### EXERCISE PROMPT
Gather every line of the entries that includes the word "name".

──────── DATA

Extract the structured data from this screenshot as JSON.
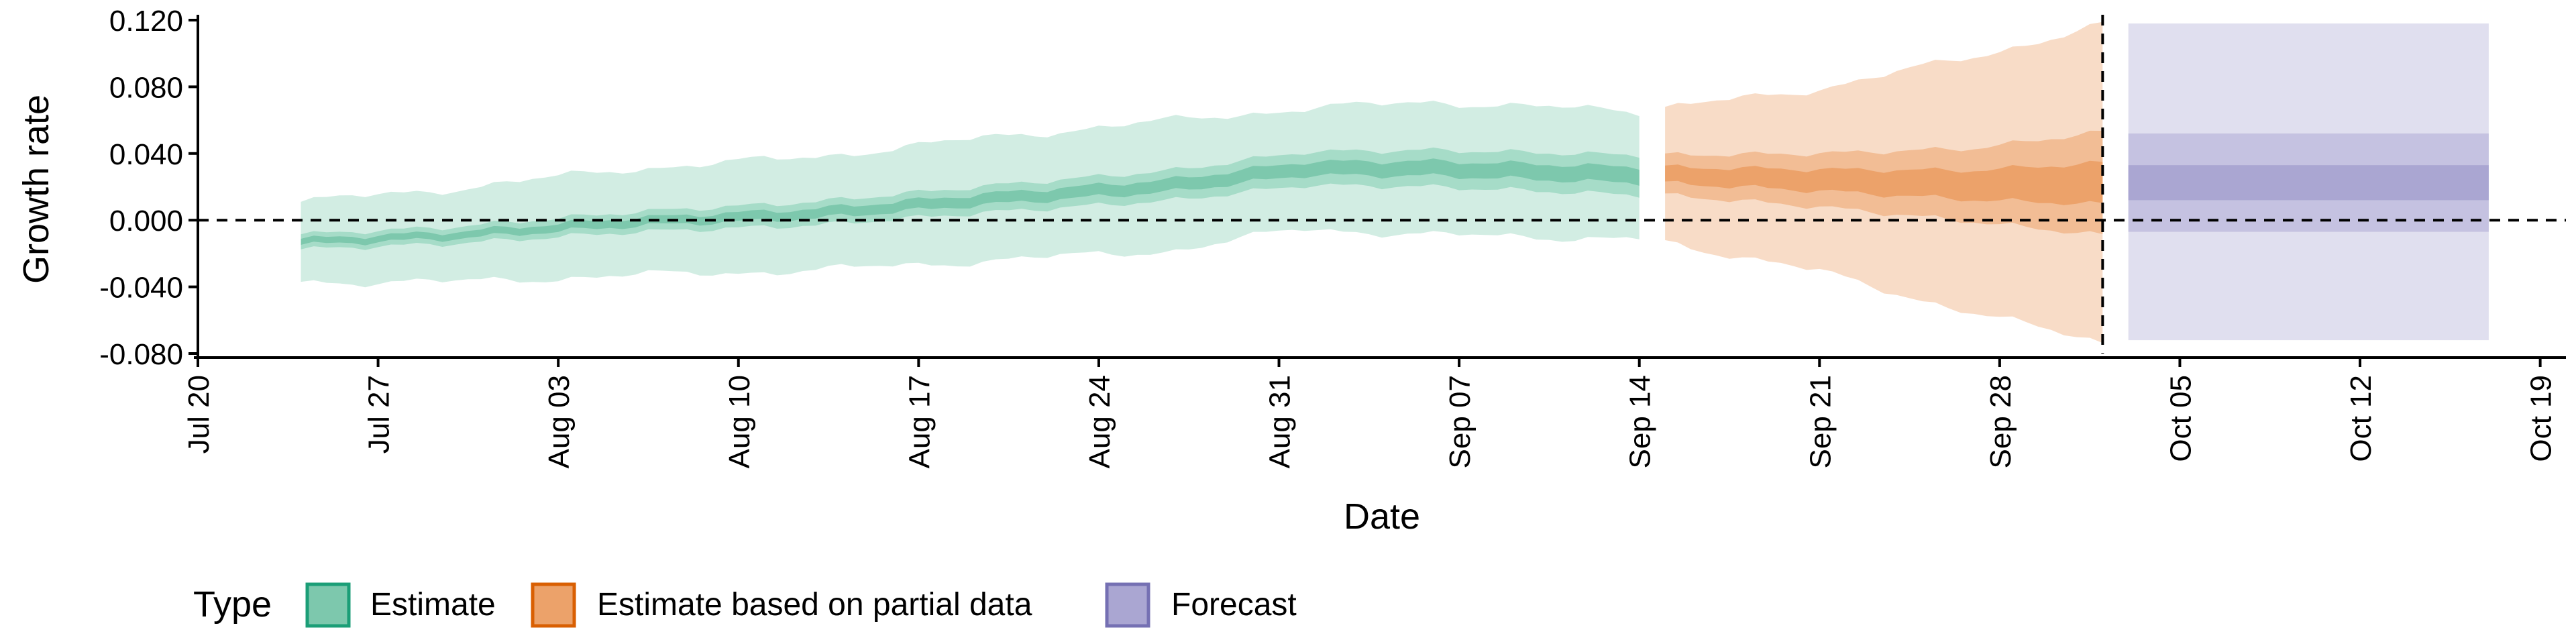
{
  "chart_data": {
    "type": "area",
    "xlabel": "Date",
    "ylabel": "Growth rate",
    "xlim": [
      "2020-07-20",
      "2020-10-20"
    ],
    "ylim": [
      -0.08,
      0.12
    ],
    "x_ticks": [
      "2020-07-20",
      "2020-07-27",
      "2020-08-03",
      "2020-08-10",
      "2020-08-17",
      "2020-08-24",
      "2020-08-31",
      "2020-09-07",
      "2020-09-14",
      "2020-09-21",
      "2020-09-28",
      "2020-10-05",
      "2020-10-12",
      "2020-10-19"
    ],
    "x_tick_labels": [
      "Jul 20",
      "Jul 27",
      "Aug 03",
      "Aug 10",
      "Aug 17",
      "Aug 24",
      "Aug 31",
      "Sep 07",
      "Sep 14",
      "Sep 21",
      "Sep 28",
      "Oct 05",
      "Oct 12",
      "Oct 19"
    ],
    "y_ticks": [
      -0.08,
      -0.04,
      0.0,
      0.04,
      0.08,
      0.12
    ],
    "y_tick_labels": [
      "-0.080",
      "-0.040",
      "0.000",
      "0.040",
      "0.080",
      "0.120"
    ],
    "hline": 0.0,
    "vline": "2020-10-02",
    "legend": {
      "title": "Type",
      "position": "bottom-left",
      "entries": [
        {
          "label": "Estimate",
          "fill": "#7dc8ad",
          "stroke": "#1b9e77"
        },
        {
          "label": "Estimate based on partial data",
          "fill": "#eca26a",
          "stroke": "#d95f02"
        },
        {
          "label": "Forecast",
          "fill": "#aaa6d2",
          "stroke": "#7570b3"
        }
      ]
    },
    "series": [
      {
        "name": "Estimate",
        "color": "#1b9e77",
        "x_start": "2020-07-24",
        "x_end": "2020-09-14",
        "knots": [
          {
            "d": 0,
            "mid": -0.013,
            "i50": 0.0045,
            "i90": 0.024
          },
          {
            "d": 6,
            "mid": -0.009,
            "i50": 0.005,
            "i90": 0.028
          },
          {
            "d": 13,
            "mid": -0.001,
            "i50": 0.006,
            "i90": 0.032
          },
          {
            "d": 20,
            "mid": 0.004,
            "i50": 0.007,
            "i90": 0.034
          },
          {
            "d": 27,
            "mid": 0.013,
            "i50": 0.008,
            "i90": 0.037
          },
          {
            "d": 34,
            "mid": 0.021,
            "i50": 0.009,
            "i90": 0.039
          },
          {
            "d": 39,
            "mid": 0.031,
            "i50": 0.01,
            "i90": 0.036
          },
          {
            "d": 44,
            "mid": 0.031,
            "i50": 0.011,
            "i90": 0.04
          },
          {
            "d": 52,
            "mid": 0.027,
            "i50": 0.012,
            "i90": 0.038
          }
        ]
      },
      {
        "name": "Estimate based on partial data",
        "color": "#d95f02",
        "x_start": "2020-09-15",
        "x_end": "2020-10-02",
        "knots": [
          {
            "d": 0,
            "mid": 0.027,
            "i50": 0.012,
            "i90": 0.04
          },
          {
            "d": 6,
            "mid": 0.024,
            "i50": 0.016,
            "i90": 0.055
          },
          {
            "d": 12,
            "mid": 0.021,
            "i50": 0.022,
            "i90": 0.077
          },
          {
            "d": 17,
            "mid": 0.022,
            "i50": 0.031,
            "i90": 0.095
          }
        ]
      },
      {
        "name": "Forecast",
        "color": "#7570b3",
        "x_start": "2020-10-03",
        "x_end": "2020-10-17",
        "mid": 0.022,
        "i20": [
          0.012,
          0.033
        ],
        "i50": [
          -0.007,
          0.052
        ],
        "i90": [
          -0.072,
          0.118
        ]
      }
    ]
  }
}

────────────────

### ANSWER BELOW
        "name": "Estimate",
        "name": "Estimate based on partial data",
        "name": "Forecast",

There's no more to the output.